◆ **Written problem**
Count up the lines in the following listing that hold the word "slip", then give only that count.
○ ○ ○ ○
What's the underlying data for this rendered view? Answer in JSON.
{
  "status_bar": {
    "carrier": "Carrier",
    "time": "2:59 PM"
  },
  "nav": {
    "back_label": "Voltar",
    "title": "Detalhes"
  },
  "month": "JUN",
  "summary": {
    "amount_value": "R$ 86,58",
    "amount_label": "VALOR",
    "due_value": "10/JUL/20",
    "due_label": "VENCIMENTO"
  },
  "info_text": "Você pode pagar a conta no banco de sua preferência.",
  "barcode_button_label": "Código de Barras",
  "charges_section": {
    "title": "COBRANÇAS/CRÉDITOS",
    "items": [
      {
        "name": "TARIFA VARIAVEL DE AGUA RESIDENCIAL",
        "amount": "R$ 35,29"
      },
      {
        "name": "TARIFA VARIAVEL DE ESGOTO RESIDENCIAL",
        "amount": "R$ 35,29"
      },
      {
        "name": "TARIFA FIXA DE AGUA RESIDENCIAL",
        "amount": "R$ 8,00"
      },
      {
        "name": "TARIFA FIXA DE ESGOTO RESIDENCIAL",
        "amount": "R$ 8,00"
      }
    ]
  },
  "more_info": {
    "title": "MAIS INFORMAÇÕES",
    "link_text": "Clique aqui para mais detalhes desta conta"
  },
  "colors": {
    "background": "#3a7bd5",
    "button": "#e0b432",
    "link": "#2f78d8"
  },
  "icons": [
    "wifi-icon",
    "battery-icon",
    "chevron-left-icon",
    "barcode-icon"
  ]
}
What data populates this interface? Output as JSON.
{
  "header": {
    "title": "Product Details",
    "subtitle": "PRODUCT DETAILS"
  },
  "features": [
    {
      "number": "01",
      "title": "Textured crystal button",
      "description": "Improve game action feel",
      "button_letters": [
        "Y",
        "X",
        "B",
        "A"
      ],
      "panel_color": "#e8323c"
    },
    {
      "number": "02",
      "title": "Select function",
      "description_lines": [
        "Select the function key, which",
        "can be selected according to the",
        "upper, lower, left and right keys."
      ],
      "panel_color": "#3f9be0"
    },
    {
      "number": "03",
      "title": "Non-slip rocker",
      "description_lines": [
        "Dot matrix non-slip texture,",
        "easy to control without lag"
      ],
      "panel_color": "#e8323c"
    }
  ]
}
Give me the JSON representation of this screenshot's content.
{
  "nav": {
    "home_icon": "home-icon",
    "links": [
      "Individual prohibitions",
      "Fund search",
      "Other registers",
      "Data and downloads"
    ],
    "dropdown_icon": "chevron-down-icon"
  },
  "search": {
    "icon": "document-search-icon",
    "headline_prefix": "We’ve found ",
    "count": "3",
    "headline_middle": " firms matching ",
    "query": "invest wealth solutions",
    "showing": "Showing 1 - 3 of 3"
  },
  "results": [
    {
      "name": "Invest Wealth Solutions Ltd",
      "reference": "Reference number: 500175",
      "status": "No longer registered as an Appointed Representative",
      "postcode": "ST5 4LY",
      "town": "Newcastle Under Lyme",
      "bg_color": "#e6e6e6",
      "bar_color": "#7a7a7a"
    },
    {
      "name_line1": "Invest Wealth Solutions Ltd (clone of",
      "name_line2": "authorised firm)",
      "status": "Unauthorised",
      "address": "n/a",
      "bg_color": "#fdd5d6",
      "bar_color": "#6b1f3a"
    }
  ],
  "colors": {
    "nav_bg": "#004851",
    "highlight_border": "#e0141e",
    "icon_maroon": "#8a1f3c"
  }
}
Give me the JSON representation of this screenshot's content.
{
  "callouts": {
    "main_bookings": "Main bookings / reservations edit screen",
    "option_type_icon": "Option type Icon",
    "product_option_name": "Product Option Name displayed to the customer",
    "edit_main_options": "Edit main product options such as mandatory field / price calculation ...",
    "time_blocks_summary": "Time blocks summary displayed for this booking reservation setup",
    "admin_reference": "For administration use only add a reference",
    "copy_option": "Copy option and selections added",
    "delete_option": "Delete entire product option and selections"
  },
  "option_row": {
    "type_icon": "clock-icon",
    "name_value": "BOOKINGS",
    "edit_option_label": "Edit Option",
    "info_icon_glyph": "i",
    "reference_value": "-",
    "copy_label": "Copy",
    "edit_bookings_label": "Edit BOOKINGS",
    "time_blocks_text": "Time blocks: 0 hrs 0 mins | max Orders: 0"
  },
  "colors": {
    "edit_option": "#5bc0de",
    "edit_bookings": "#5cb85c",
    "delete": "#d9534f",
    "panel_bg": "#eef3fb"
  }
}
○ ○ ○ ○
◆ **Written response**
2